##### DATA LINES

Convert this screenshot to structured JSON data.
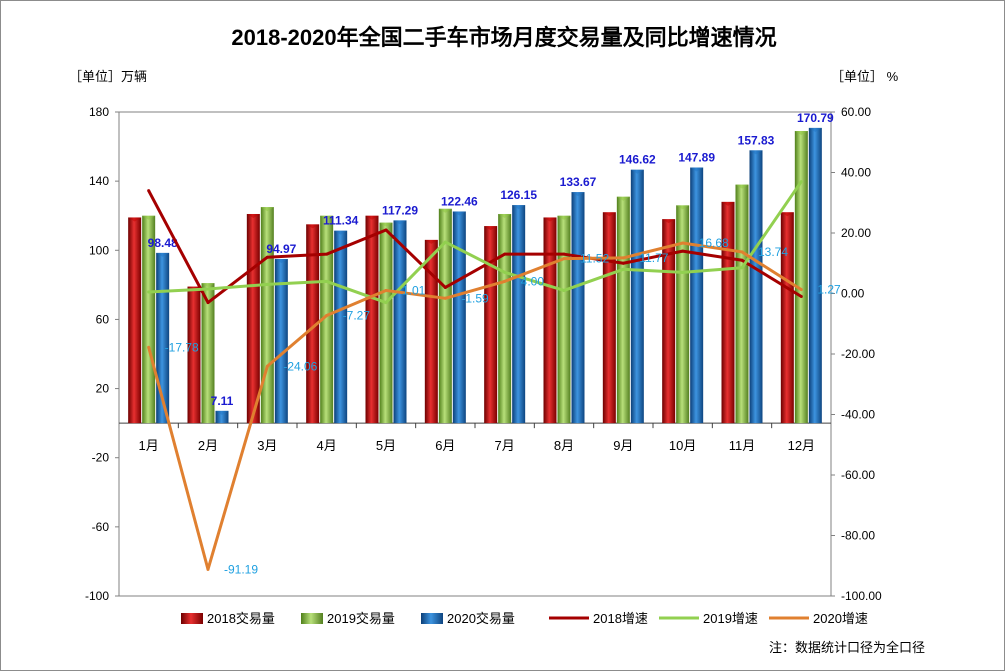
{
  "chart_data": {
    "type": "bar",
    "title": "2018-2020年全国二手车市场月度交易量及同比增速情况",
    "left_axis_unit": "［单位］万辆",
    "right_axis_unit": "［单位］ %",
    "note": "注：数据统计口径为全口径",
    "categories": [
      "1月",
      "2月",
      "3月",
      "4月",
      "5月",
      "6月",
      "7月",
      "8月",
      "9月",
      "10月",
      "11月",
      "12月"
    ],
    "ylim_left": [
      -100,
      180
    ],
    "yticks_left": [
      "180",
      "140",
      "100",
      "60",
      "20",
      "-20",
      "-60",
      "-100"
    ],
    "ylim_right": [
      -100,
      60
    ],
    "yticks_right": [
      "60.00",
      "40.00",
      "20.00",
      "0.00",
      "-20.00",
      "-40.00",
      "-60.00",
      "-80.00",
      "-100.00"
    ],
    "bar_series": [
      {
        "name": "2018交易量",
        "color": "#c00000",
        "values": [
          119,
          79,
          121,
          115,
          120,
          106,
          114,
          119,
          122,
          118,
          128,
          122
        ]
      },
      {
        "name": "2019交易量",
        "color": "#8cc63e",
        "values": [
          120,
          81,
          125,
          120,
          116,
          124,
          121,
          120,
          131,
          126,
          138,
          169
        ]
      },
      {
        "name": "2020交易量",
        "color": "#1f73c4",
        "values": [
          98.48,
          7.11,
          94.97,
          111.34,
          117.29,
          122.46,
          126.15,
          133.67,
          146.62,
          147.89,
          157.83,
          170.79
        ],
        "labels": [
          "98.48",
          "7.11",
          "94.97",
          "111.34",
          "117.29",
          "122.46",
          "126.15",
          "133.67",
          "146.62",
          "147.89",
          "157.83",
          "170.79"
        ]
      }
    ],
    "line_series": [
      {
        "name": "2018增速",
        "color": "#a50000",
        "values": [
          34,
          -3,
          12,
          13,
          21,
          2,
          13,
          13,
          10,
          14,
          11,
          -1
        ]
      },
      {
        "name": "2019增速",
        "color": "#92d050",
        "values": [
          0.5,
          1.5,
          3,
          4,
          -3,
          17,
          7,
          1,
          8,
          7,
          8.5,
          37
        ]
      },
      {
        "name": "2020增速",
        "color": "#e08030",
        "values": [
          -17.78,
          -91.19,
          -24.06,
          -7.27,
          1.01,
          -1.59,
          4.0,
          11.52,
          11.77,
          16.68,
          13.74,
          1.27
        ],
        "labels": [
          "-17.78",
          "-91.19",
          "-24.06",
          "-7.27",
          "1.01",
          "-1.59",
          "4.00",
          "11.52",
          "11.77",
          "16.68",
          "13.74",
          "1.27"
        ]
      }
    ],
    "grid": false,
    "legend_position": "bottom"
  }
}
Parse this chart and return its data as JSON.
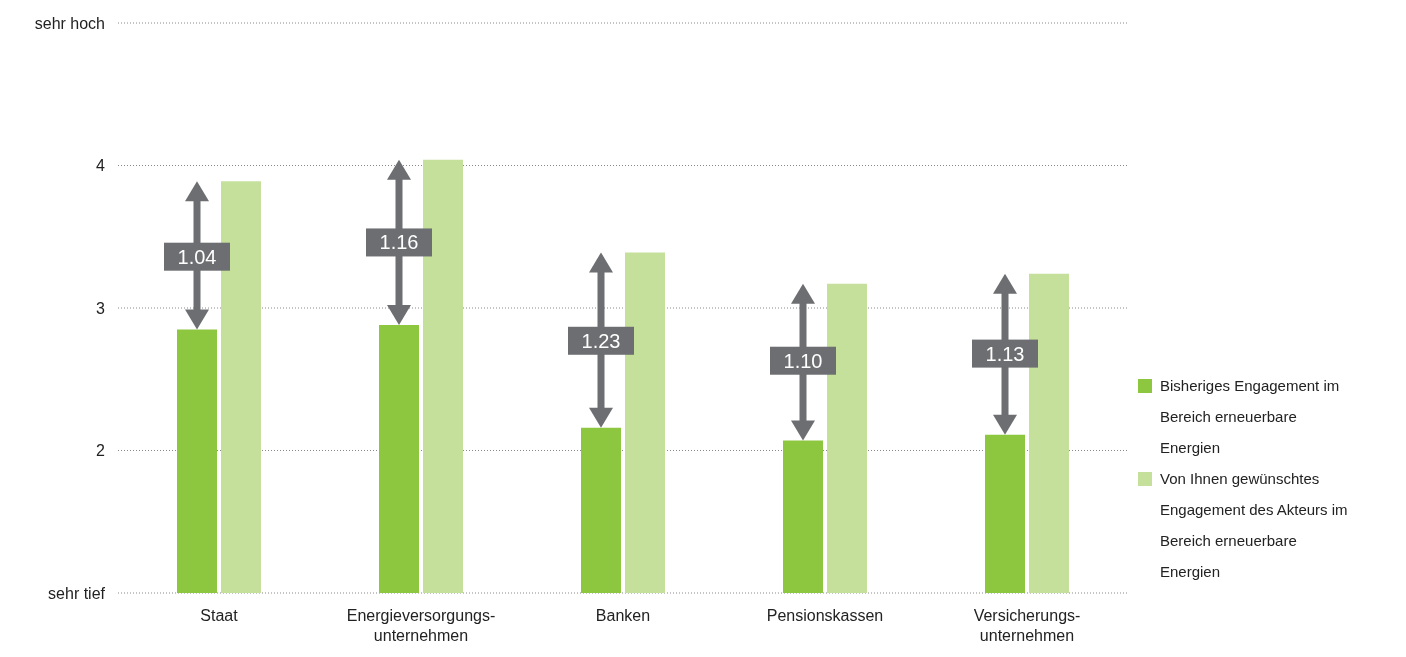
{
  "chart_data": {
    "type": "bar",
    "categories": [
      "Staat",
      "Energieversorgungs-unternehmen",
      "Banken",
      "Pensionskassen",
      "Versicherungs-unternehmen"
    ],
    "series": [
      {
        "name": "Bisheriges Engagement im Bereich erneuerbare Energien",
        "color": "#8dc63f",
        "values": [
          2.85,
          2.88,
          2.16,
          2.07,
          2.11
        ]
      },
      {
        "name": "Von Ihnen gewünschtes Engagement des Akteurs im Bereich erneuerbare Energien",
        "color": "#c5e09b",
        "values": [
          3.89,
          4.04,
          3.39,
          3.17,
          3.24
        ]
      }
    ],
    "ylim": [
      1,
      5
    ],
    "yticks": [
      {
        "value": 1,
        "label": "sehr tief"
      },
      2,
      3,
      4,
      {
        "value": 5,
        "label": "sehr hoch"
      }
    ],
    "grid": "y",
    "legend": "right",
    "annotations": [
      {
        "text": "1.04",
        "x": "Staat",
        "y": 3.36
      },
      {
        "text": "1.16",
        "x": "Energieversorgungs-unternehmen",
        "y": 3.46
      },
      {
        "text": "1.23",
        "x": "Banken",
        "y": 2.77
      },
      {
        "text": "1.10",
        "x": "Pensionskassen",
        "y": 2.63
      },
      {
        "text": "1.13",
        "x": "Versicherungs-unternehmen",
        "y": 2.68
      }
    ]
  }
}
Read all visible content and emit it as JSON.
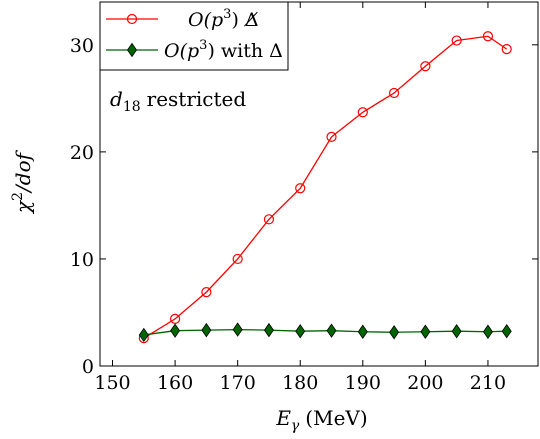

##########

Go through the material above and count the lines that include "Bereich". Give the number alone.

RESPONSE BELOW: 2